REQUIREMENT - Repeat the material verbatim. Images are excluded from the copy.
___ RECORDS PROVIDED
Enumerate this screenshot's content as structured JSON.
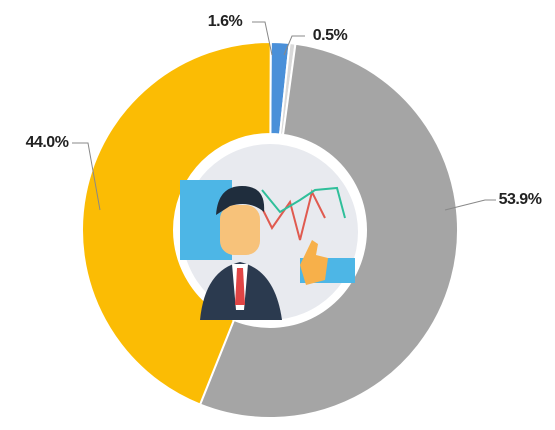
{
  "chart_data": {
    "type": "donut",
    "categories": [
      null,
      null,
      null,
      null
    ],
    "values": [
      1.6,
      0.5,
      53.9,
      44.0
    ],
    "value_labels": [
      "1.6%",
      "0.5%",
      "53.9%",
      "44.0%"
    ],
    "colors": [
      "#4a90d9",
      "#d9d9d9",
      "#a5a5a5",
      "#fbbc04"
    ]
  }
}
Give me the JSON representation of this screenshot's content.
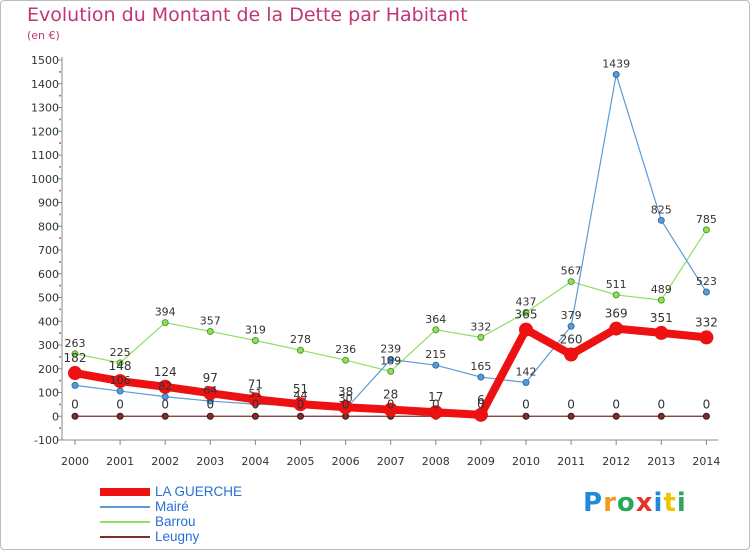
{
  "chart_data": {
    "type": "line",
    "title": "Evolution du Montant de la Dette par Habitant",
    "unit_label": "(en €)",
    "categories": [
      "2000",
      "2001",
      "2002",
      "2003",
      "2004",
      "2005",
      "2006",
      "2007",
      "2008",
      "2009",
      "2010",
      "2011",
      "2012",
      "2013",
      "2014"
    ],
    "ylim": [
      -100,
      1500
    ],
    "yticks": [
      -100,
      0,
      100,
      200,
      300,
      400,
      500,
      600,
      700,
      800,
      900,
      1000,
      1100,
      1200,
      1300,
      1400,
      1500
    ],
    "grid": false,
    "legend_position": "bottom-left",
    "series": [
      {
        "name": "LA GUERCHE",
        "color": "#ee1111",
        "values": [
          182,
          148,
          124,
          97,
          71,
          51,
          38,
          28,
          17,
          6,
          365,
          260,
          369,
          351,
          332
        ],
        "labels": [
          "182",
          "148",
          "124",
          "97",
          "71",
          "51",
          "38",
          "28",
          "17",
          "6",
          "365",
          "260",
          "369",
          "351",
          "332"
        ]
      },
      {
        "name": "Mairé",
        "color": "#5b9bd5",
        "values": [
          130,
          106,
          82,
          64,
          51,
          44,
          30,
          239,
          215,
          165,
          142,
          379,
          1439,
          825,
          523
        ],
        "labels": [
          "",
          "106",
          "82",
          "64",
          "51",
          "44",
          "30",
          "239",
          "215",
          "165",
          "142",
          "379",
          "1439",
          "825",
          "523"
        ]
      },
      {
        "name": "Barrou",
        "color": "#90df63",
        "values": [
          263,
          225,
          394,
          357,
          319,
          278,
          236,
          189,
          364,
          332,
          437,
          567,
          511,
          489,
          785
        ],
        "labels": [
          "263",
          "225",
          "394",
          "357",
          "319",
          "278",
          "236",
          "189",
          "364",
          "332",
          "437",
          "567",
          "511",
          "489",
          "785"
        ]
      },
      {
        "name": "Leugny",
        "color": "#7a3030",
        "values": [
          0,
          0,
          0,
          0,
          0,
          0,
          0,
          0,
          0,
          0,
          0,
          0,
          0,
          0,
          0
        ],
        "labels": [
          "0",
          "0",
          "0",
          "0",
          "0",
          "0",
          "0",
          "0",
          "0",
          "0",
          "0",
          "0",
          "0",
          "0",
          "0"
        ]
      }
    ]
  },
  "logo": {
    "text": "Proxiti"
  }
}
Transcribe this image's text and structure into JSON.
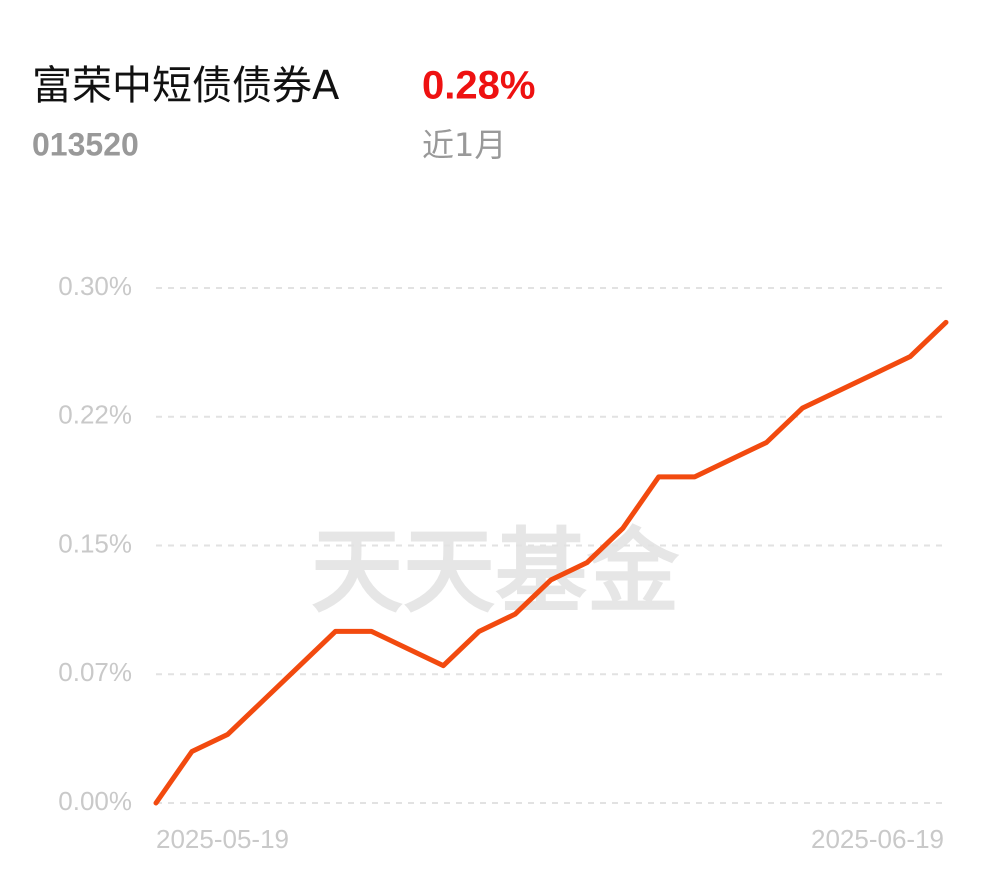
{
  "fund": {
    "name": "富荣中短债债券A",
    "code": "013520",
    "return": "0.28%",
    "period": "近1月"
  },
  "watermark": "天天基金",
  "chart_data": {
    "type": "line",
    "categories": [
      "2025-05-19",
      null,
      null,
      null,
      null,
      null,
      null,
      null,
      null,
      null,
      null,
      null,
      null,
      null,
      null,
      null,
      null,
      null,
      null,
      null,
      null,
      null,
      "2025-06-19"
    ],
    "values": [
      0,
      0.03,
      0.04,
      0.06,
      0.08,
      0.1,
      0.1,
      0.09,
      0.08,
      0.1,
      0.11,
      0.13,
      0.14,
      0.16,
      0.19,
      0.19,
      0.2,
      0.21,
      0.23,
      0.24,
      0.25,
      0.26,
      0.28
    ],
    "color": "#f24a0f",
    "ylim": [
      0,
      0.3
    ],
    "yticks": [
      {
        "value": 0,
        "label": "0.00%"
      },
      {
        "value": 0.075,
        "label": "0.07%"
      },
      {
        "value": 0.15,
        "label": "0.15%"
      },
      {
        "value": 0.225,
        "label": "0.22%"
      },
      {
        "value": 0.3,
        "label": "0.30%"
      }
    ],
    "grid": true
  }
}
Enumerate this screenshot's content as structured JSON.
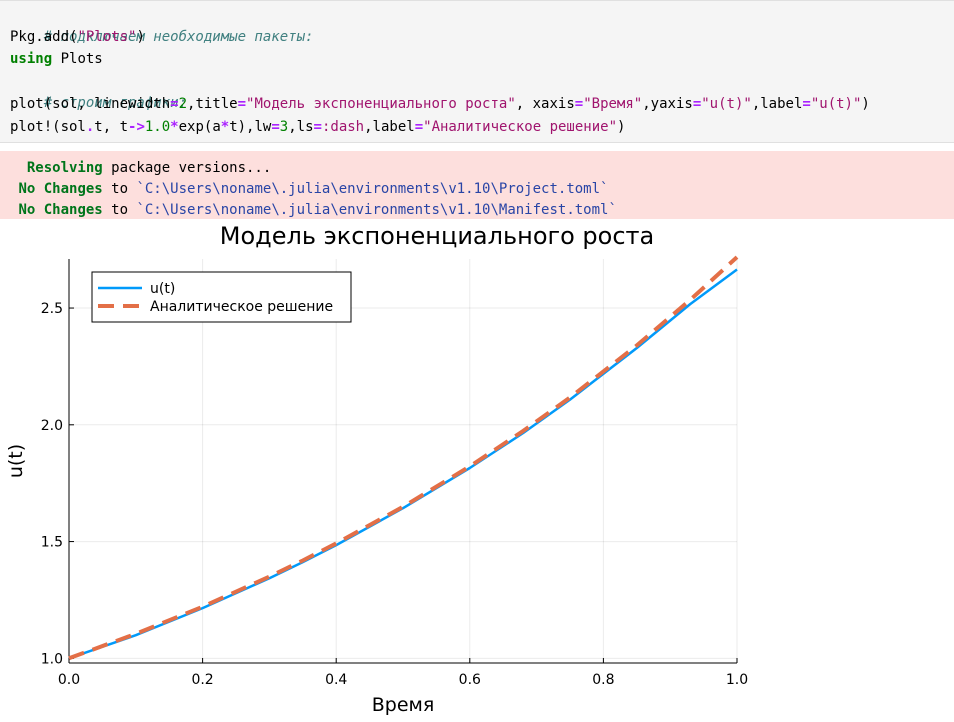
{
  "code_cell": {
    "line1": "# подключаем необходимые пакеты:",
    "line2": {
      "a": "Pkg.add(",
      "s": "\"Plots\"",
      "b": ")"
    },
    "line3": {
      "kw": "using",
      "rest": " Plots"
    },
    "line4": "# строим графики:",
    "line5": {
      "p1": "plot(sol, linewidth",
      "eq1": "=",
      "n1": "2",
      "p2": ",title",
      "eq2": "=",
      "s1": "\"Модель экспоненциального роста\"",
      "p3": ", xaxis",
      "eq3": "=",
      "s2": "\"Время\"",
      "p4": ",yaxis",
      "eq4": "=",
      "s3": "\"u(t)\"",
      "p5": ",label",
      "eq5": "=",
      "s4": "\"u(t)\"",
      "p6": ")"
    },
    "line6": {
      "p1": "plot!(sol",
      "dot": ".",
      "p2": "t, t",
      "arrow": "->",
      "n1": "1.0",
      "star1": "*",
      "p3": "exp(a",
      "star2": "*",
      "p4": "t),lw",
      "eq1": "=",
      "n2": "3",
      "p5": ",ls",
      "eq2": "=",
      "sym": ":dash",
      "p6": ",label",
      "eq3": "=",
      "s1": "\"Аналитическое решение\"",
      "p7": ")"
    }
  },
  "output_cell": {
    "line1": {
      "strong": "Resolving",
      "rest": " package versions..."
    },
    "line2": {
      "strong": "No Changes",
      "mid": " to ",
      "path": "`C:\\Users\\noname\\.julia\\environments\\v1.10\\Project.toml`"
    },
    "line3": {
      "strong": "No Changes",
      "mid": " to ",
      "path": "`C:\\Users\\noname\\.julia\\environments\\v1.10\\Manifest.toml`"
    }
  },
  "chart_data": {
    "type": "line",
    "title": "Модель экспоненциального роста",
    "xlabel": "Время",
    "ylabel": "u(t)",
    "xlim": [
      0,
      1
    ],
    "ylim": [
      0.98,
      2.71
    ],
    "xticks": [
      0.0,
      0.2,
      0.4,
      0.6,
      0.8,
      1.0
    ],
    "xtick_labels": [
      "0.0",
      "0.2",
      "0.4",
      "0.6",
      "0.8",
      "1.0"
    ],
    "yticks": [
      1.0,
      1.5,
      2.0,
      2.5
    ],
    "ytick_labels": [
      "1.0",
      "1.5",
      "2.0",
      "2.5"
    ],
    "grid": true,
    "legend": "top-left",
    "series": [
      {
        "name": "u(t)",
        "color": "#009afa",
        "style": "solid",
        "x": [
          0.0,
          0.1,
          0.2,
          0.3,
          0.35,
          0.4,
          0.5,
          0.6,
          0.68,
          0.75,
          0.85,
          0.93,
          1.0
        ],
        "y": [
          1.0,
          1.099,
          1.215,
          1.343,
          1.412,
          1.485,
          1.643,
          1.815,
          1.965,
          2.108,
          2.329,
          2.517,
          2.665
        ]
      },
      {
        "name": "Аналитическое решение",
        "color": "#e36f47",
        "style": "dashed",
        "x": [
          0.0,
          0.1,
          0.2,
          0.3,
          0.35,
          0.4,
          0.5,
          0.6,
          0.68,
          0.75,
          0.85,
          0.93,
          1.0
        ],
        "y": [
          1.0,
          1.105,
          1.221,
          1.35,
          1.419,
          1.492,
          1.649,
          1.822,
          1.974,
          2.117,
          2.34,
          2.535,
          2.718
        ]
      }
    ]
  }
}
______
RESULT OF THIS TASK -
Enumerate this screenshot's content as structured JSON.
{
  "chart_data": {
    "type": "donut",
    "categories": [
      null,
      null,
      null,
      null
    ],
    "values": [
      1.6,
      0.5,
      53.9,
      44.0
    ],
    "value_labels": [
      "1.6%",
      "0.5%",
      "53.9%",
      "44.0%"
    ],
    "colors": [
      "#4a90d9",
      "#d9d9d9",
      "#a5a5a5",
      "#fbbc04"
    ]
  }
}
Give me the JSON representation of this screenshot's content.
{
  "chart_data": {
    "type": "line",
    "title": "Evolution du Montant de la Dette par Habitant",
    "unit_label": "(en €)",
    "categories": [
      "2000",
      "2001",
      "2002",
      "2003",
      "2004",
      "2005",
      "2006",
      "2007",
      "2008",
      "2009",
      "2010",
      "2011",
      "2012",
      "2013",
      "2014"
    ],
    "ylim": [
      -100,
      1500
    ],
    "yticks": [
      -100,
      0,
      100,
      200,
      300,
      400,
      500,
      600,
      700,
      800,
      900,
      1000,
      1100,
      1200,
      1300,
      1400,
      1500
    ],
    "grid": false,
    "legend_position": "bottom-left",
    "series": [
      {
        "name": "LA GUERCHE",
        "color": "#ee1111",
        "values": [
          182,
          148,
          124,
          97,
          71,
          51,
          38,
          28,
          17,
          6,
          365,
          260,
          369,
          351,
          332
        ],
        "labels": [
          "182",
          "148",
          "124",
          "97",
          "71",
          "51",
          "38",
          "28",
          "17",
          "6",
          "365",
          "260",
          "369",
          "351",
          "332"
        ]
      },
      {
        "name": "Mairé",
        "color": "#5b9bd5",
        "values": [
          130,
          106,
          82,
          64,
          51,
          44,
          30,
          239,
          215,
          165,
          142,
          379,
          1439,
          825,
          523
        ],
        "labels": [
          "",
          "106",
          "82",
          "64",
          "51",
          "44",
          "30",
          "239",
          "215",
          "165",
          "142",
          "379",
          "1439",
          "825",
          "523"
        ]
      },
      {
        "name": "Barrou",
        "color": "#90df63",
        "values": [
          263,
          225,
          394,
          357,
          319,
          278,
          236,
          189,
          364,
          332,
          437,
          567,
          511,
          489,
          785
        ],
        "labels": [
          "263",
          "225",
          "394",
          "357",
          "319",
          "278",
          "236",
          "189",
          "364",
          "332",
          "437",
          "567",
          "511",
          "489",
          "785"
        ]
      },
      {
        "name": "Leugny",
        "color": "#7a3030",
        "values": [
          0,
          0,
          0,
          0,
          0,
          0,
          0,
          0,
          0,
          0,
          0,
          0,
          0,
          0,
          0
        ],
        "labels": [
          "0",
          "0",
          "0",
          "0",
          "0",
          "0",
          "0",
          "0",
          "0",
          "0",
          "0",
          "0",
          "0",
          "0",
          "0"
        ]
      }
    ]
  },
  "logo": {
    "text": "Proxiti"
  }
}
Transcribe this image's text and structure into JSON.
{
  "fund": {
    "name": "富荣中短债债券A",
    "code": "013520",
    "return": "0.28%",
    "period": "近1月"
  },
  "watermark": "天天基金",
  "chart_data": {
    "type": "line",
    "categories": [
      "2025-05-19",
      null,
      null,
      null,
      null,
      null,
      null,
      null,
      null,
      null,
      null,
      null,
      null,
      null,
      null,
      null,
      null,
      null,
      null,
      null,
      null,
      null,
      "2025-06-19"
    ],
    "values": [
      0,
      0.03,
      0.04,
      0.06,
      0.08,
      0.1,
      0.1,
      0.09,
      0.08,
      0.1,
      0.11,
      0.13,
      0.14,
      0.16,
      0.19,
      0.19,
      0.2,
      0.21,
      0.23,
      0.24,
      0.25,
      0.26,
      0.28
    ],
    "color": "#f24a0f",
    "ylim": [
      0,
      0.3
    ],
    "yticks": [
      {
        "value": 0,
        "label": "0.00%"
      },
      {
        "value": 0.075,
        "label": "0.07%"
      },
      {
        "value": 0.15,
        "label": "0.15%"
      },
      {
        "value": 0.225,
        "label": "0.22%"
      },
      {
        "value": 0.3,
        "label": "0.30%"
      }
    ],
    "grid": true
  }
}
Enumerate this screenshot's content as structured JSON.
{
  "code_cell": {
    "line1": "# подключаем необходимые пакеты:",
    "line2": {
      "a": "Pkg.add(",
      "s": "\"Plots\"",
      "b": ")"
    },
    "line3": {
      "kw": "using",
      "rest": " Plots"
    },
    "line4": "# строим графики:",
    "line5": {
      "p1": "plot(sol, linewidth",
      "eq1": "=",
      "n1": "2",
      "p2": ",title",
      "eq2": "=",
      "s1": "\"Модель экспоненциального роста\"",
      "p3": ", xaxis",
      "eq3": "=",
      "s2": "\"Время\"",
      "p4": ",yaxis",
      "eq4": "=",
      "s3": "\"u(t)\"",
      "p5": ",label",
      "eq5": "=",
      "s4": "\"u(t)\"",
      "p6": ")"
    },
    "line6": {
      "p1": "plot!(sol",
      "dot": ".",
      "p2": "t, t",
      "arrow": "->",
      "n1": "1.0",
      "star1": "*",
      "p3": "exp(a",
      "star2": "*",
      "p4": "t),lw",
      "eq1": "=",
      "n2": "3",
      "p5": ",ls",
      "eq2": "=",
      "sym": ":dash",
      "p6": ",label",
      "eq3": "=",
      "s1": "\"Аналитическое решение\"",
      "p7": ")"
    }
  },
  "output_cell": {
    "line1": {
      "strong": "Resolving",
      "rest": " package versions..."
    },
    "line2": {
      "strong": "No Changes",
      "mid": " to ",
      "path": "`C:\\Users\\noname\\.julia\\environments\\v1.10\\Project.toml`"
    },
    "line3": {
      "strong": "No Changes",
      "mid": " to ",
      "path": "`C:\\Users\\noname\\.julia\\environments\\v1.10\\Manifest.toml`"
    }
  },
  "chart_data": {
    "type": "line",
    "title": "Модель экспоненциального роста",
    "xlabel": "Время",
    "ylabel": "u(t)",
    "xlim": [
      0,
      1
    ],
    "ylim": [
      0.98,
      2.71
    ],
    "xticks": [
      0.0,
      0.2,
      0.4,
      0.6,
      0.8,
      1.0
    ],
    "xtick_labels": [
      "0.0",
      "0.2",
      "0.4",
      "0.6",
      "0.8",
      "1.0"
    ],
    "yticks": [
      1.0,
      1.5,
      2.0,
      2.5
    ],
    "ytick_labels": [
      "1.0",
      "1.5",
      "2.0",
      "2.5"
    ],
    "grid": true,
    "legend": "top-left",
    "series": [
      {
        "name": "u(t)",
        "color": "#009afa",
        "style": "solid",
        "x": [
          0.0,
          0.1,
          0.2,
          0.3,
          0.35,
          0.4,
          0.5,
          0.6,
          0.68,
          0.75,
          0.85,
          0.93,
          1.0
        ],
        "y": [
          1.0,
          1.099,
          1.215,
          1.343,
          1.412,
          1.485,
          1.643,
          1.815,
          1.965,
          2.108,
          2.329,
          2.517,
          2.665
        ]
      },
      {
        "name": "Аналитическое решение",
        "color": "#e36f47",
        "style": "dashed",
        "x": [
          0.0,
          0.1,
          0.2,
          0.3,
          0.35,
          0.4,
          0.5,
          0.6,
          0.68,
          0.75,
          0.85,
          0.93,
          1.0
        ],
        "y": [
          1.0,
          1.105,
          1.221,
          1.35,
          1.419,
          1.492,
          1.649,
          1.822,
          1.974,
          2.117,
          2.34,
          2.535,
          2.718
        ]
      }
    ]
  }
}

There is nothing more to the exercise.